▶

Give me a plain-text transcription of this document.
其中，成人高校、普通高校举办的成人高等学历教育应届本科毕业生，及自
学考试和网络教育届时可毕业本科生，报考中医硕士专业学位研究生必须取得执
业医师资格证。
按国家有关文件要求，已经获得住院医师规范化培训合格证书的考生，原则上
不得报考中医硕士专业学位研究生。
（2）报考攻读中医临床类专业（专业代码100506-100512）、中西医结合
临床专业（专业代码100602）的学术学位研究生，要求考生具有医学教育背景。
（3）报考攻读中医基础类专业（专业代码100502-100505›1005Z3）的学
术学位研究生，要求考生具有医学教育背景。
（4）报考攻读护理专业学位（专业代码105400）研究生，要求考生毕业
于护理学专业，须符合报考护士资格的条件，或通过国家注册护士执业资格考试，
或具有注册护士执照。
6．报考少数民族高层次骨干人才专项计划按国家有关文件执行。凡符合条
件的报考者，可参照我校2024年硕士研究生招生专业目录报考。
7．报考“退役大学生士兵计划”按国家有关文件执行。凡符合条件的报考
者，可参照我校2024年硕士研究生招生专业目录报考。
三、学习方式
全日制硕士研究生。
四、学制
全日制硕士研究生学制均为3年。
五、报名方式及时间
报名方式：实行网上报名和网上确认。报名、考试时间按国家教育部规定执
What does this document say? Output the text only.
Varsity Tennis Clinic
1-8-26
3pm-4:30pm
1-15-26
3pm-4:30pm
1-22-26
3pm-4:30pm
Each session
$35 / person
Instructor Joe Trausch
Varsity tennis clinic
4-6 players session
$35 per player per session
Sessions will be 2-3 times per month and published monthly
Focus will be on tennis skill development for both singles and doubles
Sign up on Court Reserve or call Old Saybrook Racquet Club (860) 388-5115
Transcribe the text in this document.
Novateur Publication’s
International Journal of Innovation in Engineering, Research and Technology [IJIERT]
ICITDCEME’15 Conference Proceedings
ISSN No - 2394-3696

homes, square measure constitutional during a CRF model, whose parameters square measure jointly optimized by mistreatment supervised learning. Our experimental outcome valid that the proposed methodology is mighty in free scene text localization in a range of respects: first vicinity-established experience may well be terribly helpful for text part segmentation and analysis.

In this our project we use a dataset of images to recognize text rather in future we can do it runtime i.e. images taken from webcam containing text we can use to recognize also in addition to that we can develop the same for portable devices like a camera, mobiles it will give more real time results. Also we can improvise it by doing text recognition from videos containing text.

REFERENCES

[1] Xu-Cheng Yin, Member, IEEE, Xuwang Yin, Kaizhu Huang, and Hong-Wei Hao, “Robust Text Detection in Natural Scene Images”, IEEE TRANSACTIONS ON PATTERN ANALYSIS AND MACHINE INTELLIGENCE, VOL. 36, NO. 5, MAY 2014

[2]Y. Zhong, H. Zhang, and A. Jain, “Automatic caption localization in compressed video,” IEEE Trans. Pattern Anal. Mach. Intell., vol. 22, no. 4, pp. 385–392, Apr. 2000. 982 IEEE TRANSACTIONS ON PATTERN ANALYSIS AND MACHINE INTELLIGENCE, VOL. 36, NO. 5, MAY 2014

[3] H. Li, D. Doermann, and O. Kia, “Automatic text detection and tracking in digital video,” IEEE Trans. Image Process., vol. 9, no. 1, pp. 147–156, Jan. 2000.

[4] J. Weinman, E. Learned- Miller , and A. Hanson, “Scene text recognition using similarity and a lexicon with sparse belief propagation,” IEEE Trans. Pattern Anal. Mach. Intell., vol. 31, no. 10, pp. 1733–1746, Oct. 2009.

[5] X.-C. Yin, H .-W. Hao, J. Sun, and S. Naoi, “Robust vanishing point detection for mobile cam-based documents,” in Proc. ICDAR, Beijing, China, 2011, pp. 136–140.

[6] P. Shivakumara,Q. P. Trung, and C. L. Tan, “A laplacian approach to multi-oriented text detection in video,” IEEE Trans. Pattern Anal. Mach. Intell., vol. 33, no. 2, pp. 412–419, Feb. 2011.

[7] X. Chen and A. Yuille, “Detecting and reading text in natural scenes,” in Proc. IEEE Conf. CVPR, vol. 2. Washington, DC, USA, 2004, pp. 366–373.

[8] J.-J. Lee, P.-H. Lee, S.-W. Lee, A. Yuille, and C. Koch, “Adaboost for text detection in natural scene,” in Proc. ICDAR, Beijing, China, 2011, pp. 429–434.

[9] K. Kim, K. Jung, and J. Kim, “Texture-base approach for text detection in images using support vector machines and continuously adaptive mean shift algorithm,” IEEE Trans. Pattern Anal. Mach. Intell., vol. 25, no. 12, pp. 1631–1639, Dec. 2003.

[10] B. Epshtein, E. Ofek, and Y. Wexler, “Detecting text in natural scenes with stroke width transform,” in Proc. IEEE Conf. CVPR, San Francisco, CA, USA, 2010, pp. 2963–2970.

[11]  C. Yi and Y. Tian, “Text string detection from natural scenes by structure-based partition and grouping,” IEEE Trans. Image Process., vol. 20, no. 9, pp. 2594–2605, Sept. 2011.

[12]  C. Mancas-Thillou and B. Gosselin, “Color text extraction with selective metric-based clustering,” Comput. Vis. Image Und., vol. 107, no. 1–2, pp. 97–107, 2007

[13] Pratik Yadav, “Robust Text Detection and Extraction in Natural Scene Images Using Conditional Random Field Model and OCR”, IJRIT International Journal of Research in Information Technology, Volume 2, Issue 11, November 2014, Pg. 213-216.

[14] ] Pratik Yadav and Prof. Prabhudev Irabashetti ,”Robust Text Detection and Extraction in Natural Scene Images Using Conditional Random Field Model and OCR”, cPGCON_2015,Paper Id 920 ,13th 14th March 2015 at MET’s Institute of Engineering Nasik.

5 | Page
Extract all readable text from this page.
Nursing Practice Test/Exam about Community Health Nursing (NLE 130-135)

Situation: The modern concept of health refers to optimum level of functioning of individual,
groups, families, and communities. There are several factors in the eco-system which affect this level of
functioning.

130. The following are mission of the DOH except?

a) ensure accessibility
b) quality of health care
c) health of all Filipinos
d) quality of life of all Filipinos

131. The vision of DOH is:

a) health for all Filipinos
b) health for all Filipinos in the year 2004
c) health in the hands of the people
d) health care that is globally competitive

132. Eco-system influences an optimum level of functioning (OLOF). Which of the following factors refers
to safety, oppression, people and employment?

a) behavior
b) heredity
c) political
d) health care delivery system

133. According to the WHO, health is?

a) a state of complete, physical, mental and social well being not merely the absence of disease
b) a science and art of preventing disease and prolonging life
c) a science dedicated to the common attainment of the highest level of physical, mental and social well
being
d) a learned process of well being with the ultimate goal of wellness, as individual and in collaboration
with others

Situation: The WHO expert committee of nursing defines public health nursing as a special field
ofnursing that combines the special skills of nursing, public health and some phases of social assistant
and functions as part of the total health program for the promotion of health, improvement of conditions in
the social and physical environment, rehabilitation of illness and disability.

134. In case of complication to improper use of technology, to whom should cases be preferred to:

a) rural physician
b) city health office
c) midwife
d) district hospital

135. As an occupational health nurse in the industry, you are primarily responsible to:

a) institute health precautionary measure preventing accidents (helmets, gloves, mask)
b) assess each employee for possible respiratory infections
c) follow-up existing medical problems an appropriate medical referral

◀

- Task to carry out
Exactly as shown, repeat every record.

- The completed task
Give me a plain-text transcription of this document.
其中，成人高校、普通高校举办的成人高等学历教育应届本科毕业生，及自
学考试和网络教育届时可毕业本科生，报考中医硕士专业学位研究生必须取得执
业医师资格证。
按国家有关文件要求，已经获得住院医师规范化培训合格证书的考生，原则上
不得报考中医硕士专业学位研究生。
（2）报考攻读中医临床类专业（专业代码100506-100512）、中西医结合
临床专业（专业代码100602）的学术学位研究生，要求考生具有医学教育背景。
（3）报考攻读中医基础类专业（专业代码100502-100505›1005Z3）的学
术学位研究生，要求考生具有医学教育背景。
（4）报考攻读护理专业学位（专业代码105400）研究生，要求考生毕业
于护理学专业，须符合报考护士资格的条件，或通过国家注册护士执业资格考试，
或具有注册护士执照。
6．报考少数民族高层次骨干人才专项计划按国家有关文件执行。凡符合条
件的报考者，可参照我校2024年硕士研究生招生专业目录报考。
7．报考“退役大学生士兵计划”按国家有关文件执行。凡符合条件的报考
者，可参照我校2024年硕士研究生招生专业目录报考。
三、学习方式
全日制硕士研究生。
四、学制
全日制硕士研究生学制均为3年。
五、报名方式及时间
报名方式：实行网上报名和网上确认。报名、考试时间按国家教育部规定执
What does this document say? Output the text only.
Varsity Tennis Clinic
1-8-26
3pm-4:30pm
1-15-26
3pm-4:30pm
1-22-26
3pm-4:30pm
Each session
$35 / person
Instructor Joe Trausch
Varsity tennis clinic
4-6 players session
$35 per player per session
Sessions will be 2-3 times per month and published monthly
Focus will be on tennis skill development for both singles and doubles
Sign up on Court Reserve or call Old Saybrook Racquet Club (860) 388-5115
Transcribe the text in this document.
Novateur Publication’s
International Journal of Innovation in Engineering, Research and Technology [IJIERT]
ICITDCEME’15 Conference Proceedings
ISSN No - 2394-3696

homes, square measure constitutional during a CRF model, whose parameters square measure jointly optimized by mistreatment supervised learning. Our experimental outcome valid that the proposed methodology is mighty in free scene text localization in a range of respects: first vicinity-established experience may well be terribly helpful for text part segmentation and analysis.

In this our project we use a dataset of images to recognize text rather in future we can do it runtime i.e. images taken from webcam containing text we can use to recognize also in addition to that we can develop the same for portable devices like a camera, mobiles it will give more real time results. Also we can improvise it by doing text recognition from videos containing text.

REFERENCES

[1] Xu-Cheng Yin, Member, IEEE, Xuwang Yin, Kaizhu Huang, and Hong-Wei Hao, “Robust Text Detection in Natural Scene Images”, IEEE TRANSACTIONS ON PATTERN ANALYSIS AND MACHINE INTELLIGENCE, VOL. 36, NO. 5, MAY 2014

[2]Y. Zhong, H. Zhang, and A. Jain, “Automatic caption localization in compressed video,” IEEE Trans. Pattern Anal. Mach. Intell., vol. 22, no. 4, pp. 385–392, Apr. 2000. 982 IEEE TRANSACTIONS ON PATTERN ANALYSIS AND MACHINE INTELLIGENCE, VOL. 36, NO. 5, MAY 2014

[3] H. Li, D. Doermann, and O. Kia, “Automatic text detection and tracking in digital video,” IEEE Trans. Image Process., vol. 9, no. 1, pp. 147–156, Jan. 2000.

[4] J. Weinman, E. Learned- Miller , and A. Hanson, “Scene text recognition using similarity and a lexicon with sparse belief propagation,” IEEE Trans. Pattern Anal. Mach. Intell., vol. 31, no. 10, pp. 1733–1746, Oct. 2009.

[5] X.-C. Yin, H .-W. Hao, J. Sun, and S. Naoi, “Robust vanishing point detection for mobile cam-based documents,” in Proc. ICDAR, Beijing, China, 2011, pp. 136–140.

[6] P. Shivakumara,Q. P. Trung, and C. L. Tan, “A laplacian approach to multi-oriented text detection in video,” IEEE Trans. Pattern Anal. Mach. Intell., vol. 33, no. 2, pp. 412–419, Feb. 2011.

[7] X. Chen and A. Yuille, “Detecting and reading text in natural scenes,” in Proc. IEEE Conf. CVPR, vol. 2. Washington, DC, USA, 2004, pp. 366–373.

[8] J.-J. Lee, P.-H. Lee, S.-W. Lee, A. Yuille, and C. Koch, “Adaboost for text detection in natural scene,” in Proc. ICDAR, Beijing, China, 2011, pp. 429–434.

[9] K. Kim, K. Jung, and J. Kim, “Texture-base approach for text detection in images using support vector machines and continuously adaptive mean shift algorithm,” IEEE Trans. Pattern Anal. Mach. Intell., vol. 25, no. 12, pp. 1631–1639, Dec. 2003.

[10] B. Epshtein, E. Ofek, and Y. Wexler, “Detecting text in natural scenes with stroke width transform,” in Proc. IEEE Conf. CVPR, San Francisco, CA, USA, 2010, pp. 2963–2970.

[11]  C. Yi and Y. Tian, “Text string detection from natural scenes by structure-based partition and grouping,” IEEE Trans. Image Process., vol. 20, no. 9, pp. 2594–2605, Sept. 2011.

[12]  C. Mancas-Thillou and B. Gosselin, “Color text extraction with selective metric-based clustering,” Comput. Vis. Image Und., vol. 107, no. 1–2, pp. 97–107, 2007

[13] Pratik Yadav, “Robust Text Detection and Extraction in Natural Scene Images Using Conditional Random Field Model and OCR”, IJRIT International Journal of Research in Information Technology, Volume 2, Issue 11, November 2014, Pg. 213-216.

[14] ] Pratik Yadav and Prof. Prabhudev Irabashetti ,”Robust Text Detection and Extraction in Natural Scene Images Using Conditional Random Field Model and OCR”, cPGCON_2015,Paper Id 920 ,13th 14th March 2015 at MET’s Institute of Engineering Nasik.

5 | Page
Extract all readable text from this page.
Nursing Practice Test/Exam about Community Health Nursing (NLE 130-135)

Situation: The modern concept of health refers to optimum level of functioning of individual,
groups, families, and communities. There are several factors in the eco-system which affect this level of
functioning.

130. The following are mission of the DOH except?

a) ensure accessibility
b) quality of health care
c) health of all Filipinos
d) quality of life of all Filipinos

131. The vision of DOH is:

a) health for all Filipinos
b) health for all Filipinos in the year 2004
c) health in the hands of the people
d) health care that is globally competitive

132. Eco-system influences an optimum level of functioning (OLOF). Which of the following factors refers
to safety, oppression, people and employment?

a) behavior
b) heredity
c) political
d) health care delivery system

133. According to the WHO, health is?

a) a state of complete, physical, mental and social well being not merely the absence of disease
b) a science and art of preventing disease and prolonging life
c) a science dedicated to the common attainment of the highest level of physical, mental and social well
being
d) a learned process of well being with the ultimate goal of wellness, as individual and in collaboration
with others

Situation: The WHO expert committee of nursing defines public health nursing as a special field
ofnursing that combines the special skills of nursing, public health and some phases of social assistant
and functions as part of the total health program for the promotion of health, improvement of conditions in
the social and physical environment, rehabilitation of illness and disability.

134. In case of complication to improper use of technology, to whom should cases be preferred to:

a) rural physician
b) city health office
c) midwife
d) district hospital

135. As an occupational health nurse in the industry, you are primarily responsible to:

a) institute health precautionary measure preventing accidents (helmets, gloves, mask)
b) assess each employee for possible respiratory infections
c) follow-up existing medical problems an appropriate medical referral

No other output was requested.